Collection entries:
____________________

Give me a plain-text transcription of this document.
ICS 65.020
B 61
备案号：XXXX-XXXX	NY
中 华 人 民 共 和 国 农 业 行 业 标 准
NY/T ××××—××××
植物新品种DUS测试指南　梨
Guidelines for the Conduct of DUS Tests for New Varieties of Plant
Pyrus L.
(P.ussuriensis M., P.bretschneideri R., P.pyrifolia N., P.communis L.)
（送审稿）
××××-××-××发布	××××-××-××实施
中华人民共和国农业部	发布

____________________

• _What you will do_:
Transcribe each entry precisely, missing none.

• _Task output_:
Give me a plain-text transcription of this document.
ICS 65.020
B 61
备案号：XXXX-XXXX	NY
中 华 人 民 共 和 国 农 业 行 业 标 准
NY/T ××××—××××
植物新品种DUS测试指南　梨
Guidelines for the Conduct of DUS Tests for New Varieties of Plant
Pyrus L.
(P.ussuriensis M., P.bretschneideri R., P.pyrifolia N., P.communis L.)
（送审稿）
××××-××-××发布	××××-××-××实施
中华人民共和国农业部	发布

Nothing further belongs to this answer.